◆ **WORK INSTRUCTIONS**: List all lines in the material below that contain "Microsoft".
--------------------
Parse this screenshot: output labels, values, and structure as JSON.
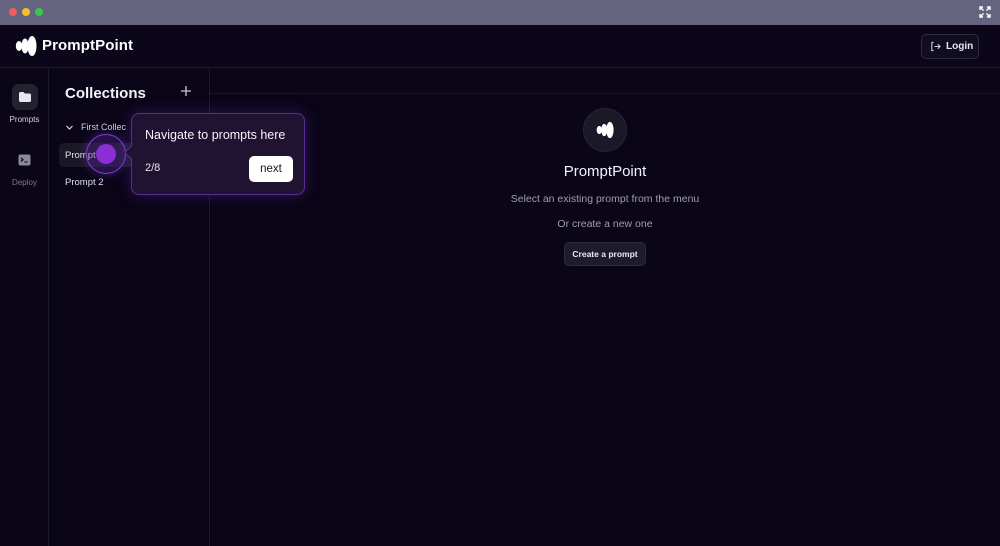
{
  "window": {
    "controls": [
      "close",
      "minimize",
      "zoom"
    ],
    "fullscreen_icon": "expand-icon"
  },
  "header": {
    "brand": "PromptPoint",
    "logo_icon": "promptpoint-logo-icon",
    "login_label": "Login",
    "login_icon": "login-icon"
  },
  "rail": {
    "items": [
      {
        "label": "Prompts",
        "icon": "folder-icon",
        "active": true
      },
      {
        "label": "Deploy",
        "icon": "terminal-icon",
        "active": false
      }
    ]
  },
  "collections": {
    "title": "Collections",
    "add_icon": "plus-icon",
    "folder": {
      "label": "First Collec",
      "icon": "chevron-down-icon"
    },
    "prompts": [
      {
        "label": "Prompt",
        "selected": true
      },
      {
        "label": "Prompt 2",
        "selected": false
      }
    ]
  },
  "main": {
    "title": "PromptPoint",
    "subtitle": "Select an existing prompt from the menu",
    "or_text": "Or create a new one",
    "create_button": "Create a prompt"
  },
  "tour": {
    "message": "Navigate to prompts here",
    "step": "2/8",
    "next_label": "next"
  },
  "colors": {
    "background": "#0a0517",
    "accent": "#8a2fd6",
    "tooltip_bg": "#1f1331"
  }
}
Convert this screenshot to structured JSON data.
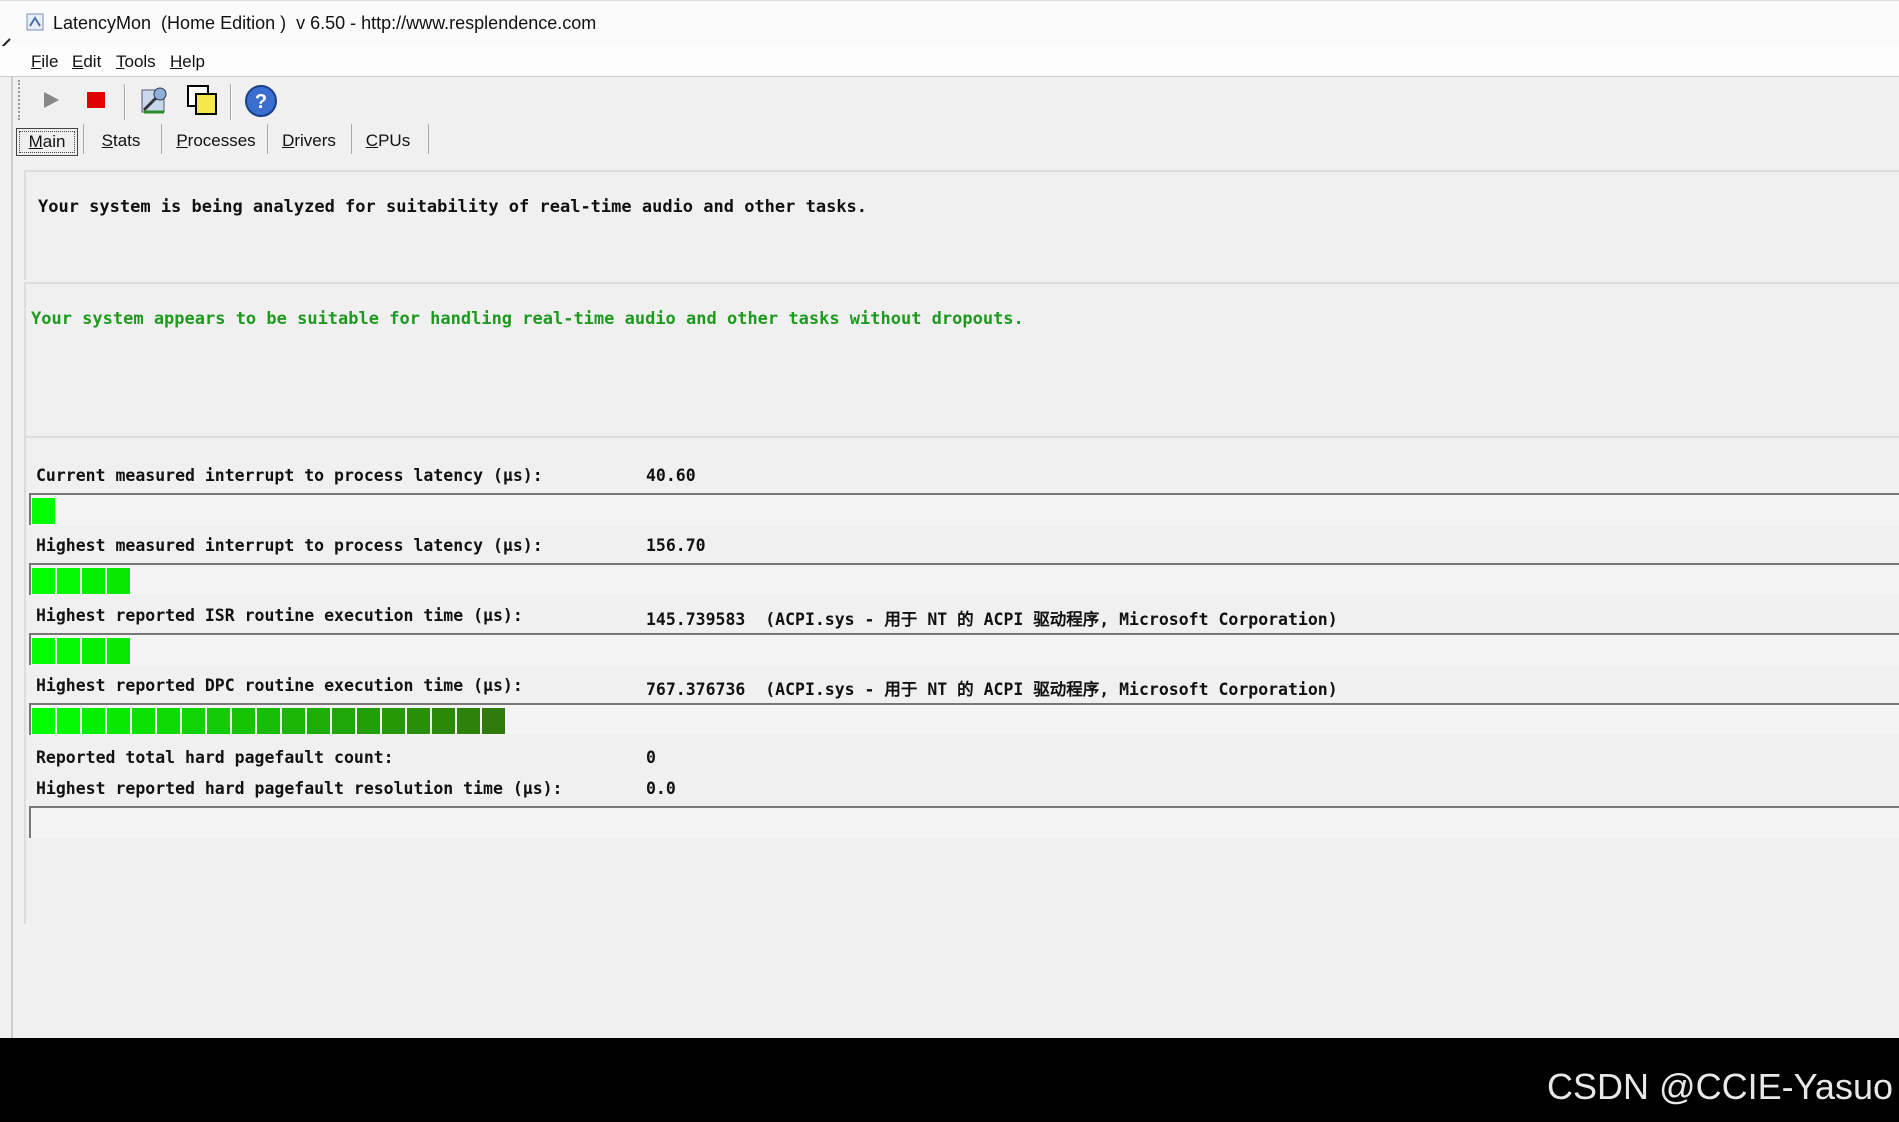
{
  "window": {
    "title": "LatencyMon  (Home Edition )  v 6.50 - http://www.resplendence.com"
  },
  "menu": [
    {
      "u": "F",
      "rest": "ile"
    },
    {
      "u": "E",
      "rest": "dit"
    },
    {
      "u": "T",
      "rest": "ools"
    },
    {
      "u": "H",
      "rest": "elp"
    }
  ],
  "toolbar": {
    "icons": [
      "play-icon",
      "stop-icon",
      "analyze-tools-icon",
      "windows-icon",
      "help-icon"
    ]
  },
  "tabs": [
    {
      "u": "M",
      "rest": "ain",
      "active": true
    },
    {
      "u": "S",
      "rest": "tats",
      "active": false
    },
    {
      "u": "P",
      "rest": "rocesses",
      "active": false
    },
    {
      "u": "D",
      "rest": "rivers",
      "active": false
    },
    {
      "u": "C",
      "rest": "PUs",
      "active": false
    }
  ],
  "main": {
    "status_message": "Your system is being analyzed for suitability of real-time audio and other tasks.",
    "result_message": "Your system appears to be suitable for handling real-time audio and other tasks without dropouts.",
    "result_color": "#1e9a1e",
    "metrics": [
      {
        "label": "Current measured interrupt to process latency (µs):",
        "value": "40.60",
        "meter_segments": 1
      },
      {
        "label": "Highest measured interrupt to process latency (µs):",
        "value": "156.70",
        "meter_segments": 4
      },
      {
        "label": "Highest reported ISR routine execution time (µs):",
        "value": "145.739583  (ACPI.sys - 用于 NT 的 ACPI 驱动程序, Microsoft Corporation)",
        "meter_segments": 4
      },
      {
        "label": "Highest reported DPC routine execution time (µs):",
        "value": "767.376736  (ACPI.sys - 用于 NT 的 ACPI 驱动程序, Microsoft Corporation)",
        "meter_segments": 19
      },
      {
        "label": "Reported total hard pagefault count:",
        "value": "0",
        "meter_segments": null
      },
      {
        "label": "Highest reported hard pagefault resolution time (µs):",
        "value": "0.0",
        "meter_segments": 0
      }
    ]
  },
  "watermark": "CSDN @CCIE-Yasuo"
}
--------------------
◆ **REPLY TO THE TASK**:
        "value": "145.739583  (ACPI.sys - 用于 NT 的 ACPI 驱动程序, Microsoft Corporation)",
        "value": "767.376736  (ACPI.sys - 用于 NT 的 ACPI 驱动程序, Microsoft Corporation)",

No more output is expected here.